==== Supplied entries ====

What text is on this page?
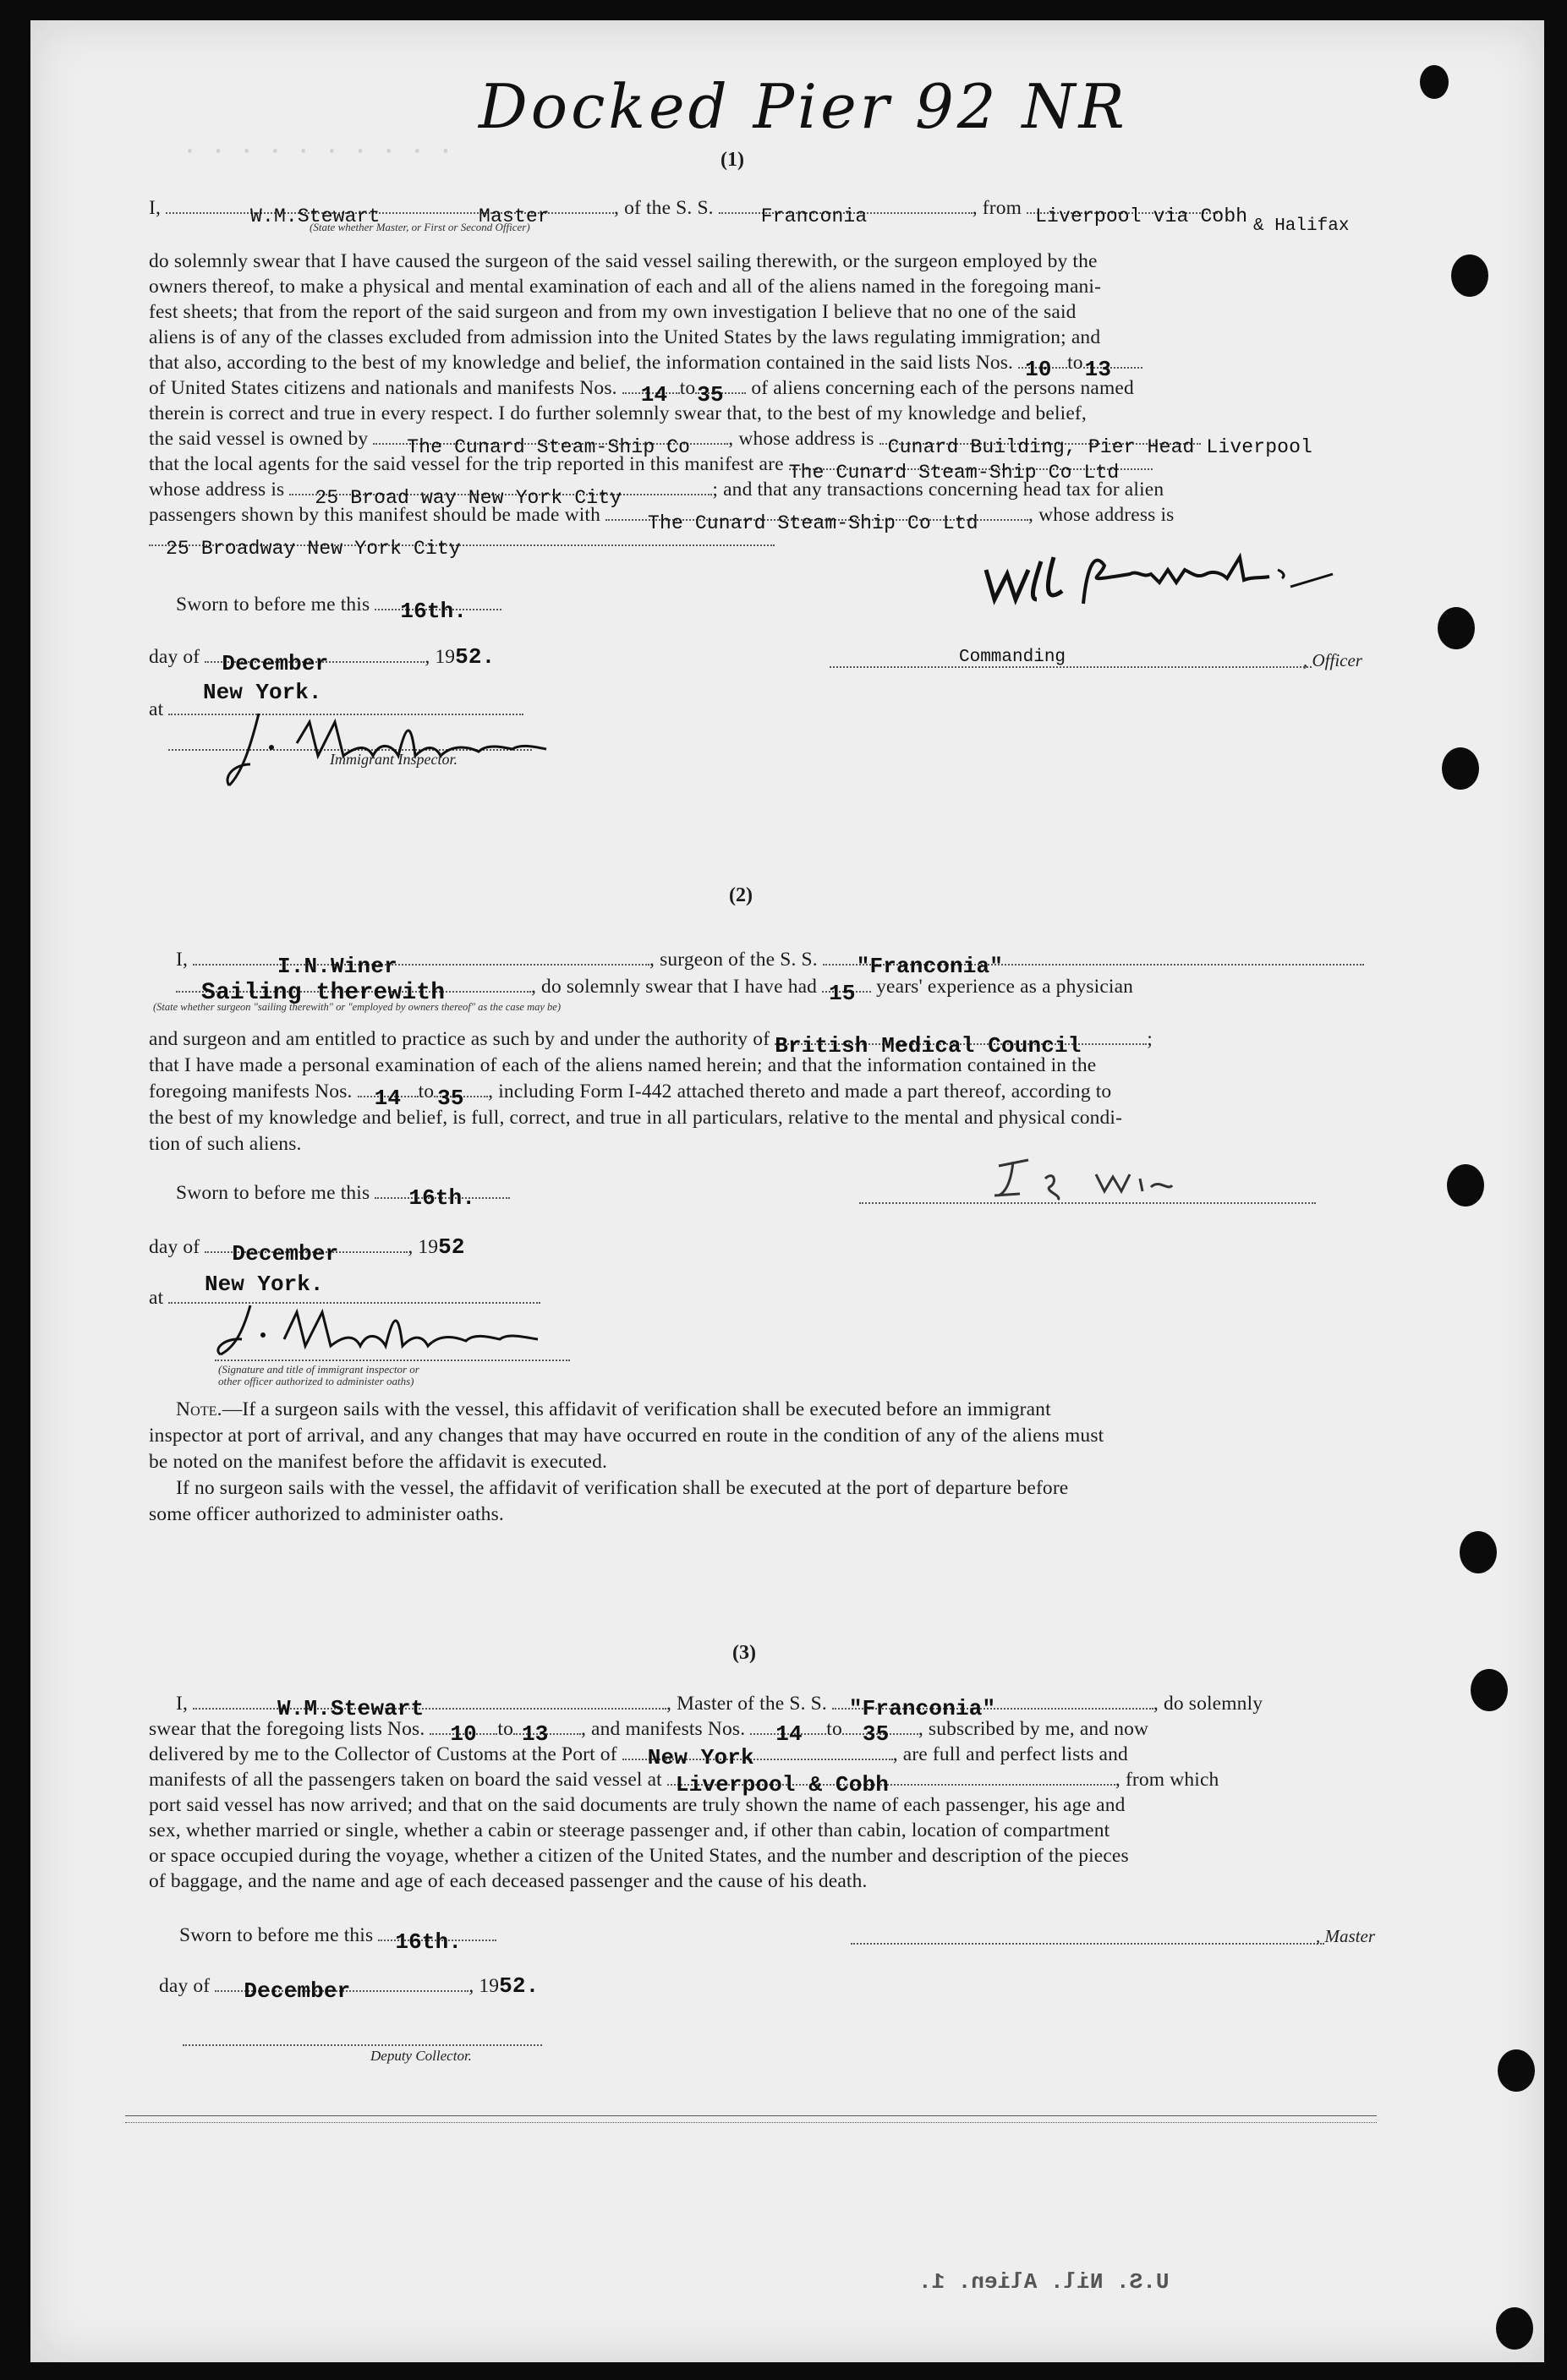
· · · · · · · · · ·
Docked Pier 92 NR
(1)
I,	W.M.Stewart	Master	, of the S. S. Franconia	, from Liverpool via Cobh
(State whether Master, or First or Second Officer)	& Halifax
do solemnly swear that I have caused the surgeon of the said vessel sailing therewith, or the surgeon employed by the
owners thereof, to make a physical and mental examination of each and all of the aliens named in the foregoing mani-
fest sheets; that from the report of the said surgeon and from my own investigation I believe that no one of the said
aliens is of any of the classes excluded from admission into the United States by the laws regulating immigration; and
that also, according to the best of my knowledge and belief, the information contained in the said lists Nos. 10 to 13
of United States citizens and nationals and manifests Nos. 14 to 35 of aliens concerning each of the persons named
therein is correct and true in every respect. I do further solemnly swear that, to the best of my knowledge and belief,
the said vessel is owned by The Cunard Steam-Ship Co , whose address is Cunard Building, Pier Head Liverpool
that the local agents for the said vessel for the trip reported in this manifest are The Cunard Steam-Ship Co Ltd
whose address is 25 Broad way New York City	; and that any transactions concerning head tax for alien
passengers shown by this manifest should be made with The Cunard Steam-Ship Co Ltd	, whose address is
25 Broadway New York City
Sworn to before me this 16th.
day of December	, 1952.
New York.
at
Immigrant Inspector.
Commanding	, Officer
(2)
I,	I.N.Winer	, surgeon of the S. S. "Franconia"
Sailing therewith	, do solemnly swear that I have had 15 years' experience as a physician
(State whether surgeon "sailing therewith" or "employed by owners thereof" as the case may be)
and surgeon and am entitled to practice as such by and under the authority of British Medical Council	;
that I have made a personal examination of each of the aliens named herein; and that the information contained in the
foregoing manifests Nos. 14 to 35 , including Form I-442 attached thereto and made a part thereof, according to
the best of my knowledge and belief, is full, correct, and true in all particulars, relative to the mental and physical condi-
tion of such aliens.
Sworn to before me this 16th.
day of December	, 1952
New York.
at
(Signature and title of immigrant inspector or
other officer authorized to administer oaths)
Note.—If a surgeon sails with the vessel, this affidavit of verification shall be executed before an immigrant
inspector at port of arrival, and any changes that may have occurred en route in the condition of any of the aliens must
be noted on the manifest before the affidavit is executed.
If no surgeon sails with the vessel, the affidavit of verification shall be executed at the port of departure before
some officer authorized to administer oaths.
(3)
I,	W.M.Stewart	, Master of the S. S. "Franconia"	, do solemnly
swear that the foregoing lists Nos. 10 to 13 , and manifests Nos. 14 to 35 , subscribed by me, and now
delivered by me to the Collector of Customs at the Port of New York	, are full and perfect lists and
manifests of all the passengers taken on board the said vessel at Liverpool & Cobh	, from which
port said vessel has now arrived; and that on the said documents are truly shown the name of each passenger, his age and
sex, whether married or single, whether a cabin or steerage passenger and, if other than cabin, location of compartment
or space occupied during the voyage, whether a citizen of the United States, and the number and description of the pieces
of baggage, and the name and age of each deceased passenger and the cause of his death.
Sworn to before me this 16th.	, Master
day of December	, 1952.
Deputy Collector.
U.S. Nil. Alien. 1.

====

▶ [Instructions for the task]: Copy each line of the records above that carries the word "concerning".

▶ [Exercise result]:
of United States citizens and nationals and manifests Nos. 14 to 35 of aliens concerning each of the persons named
whose address is 25 Broad way New York City	; and that any transactions concerning head tax for alien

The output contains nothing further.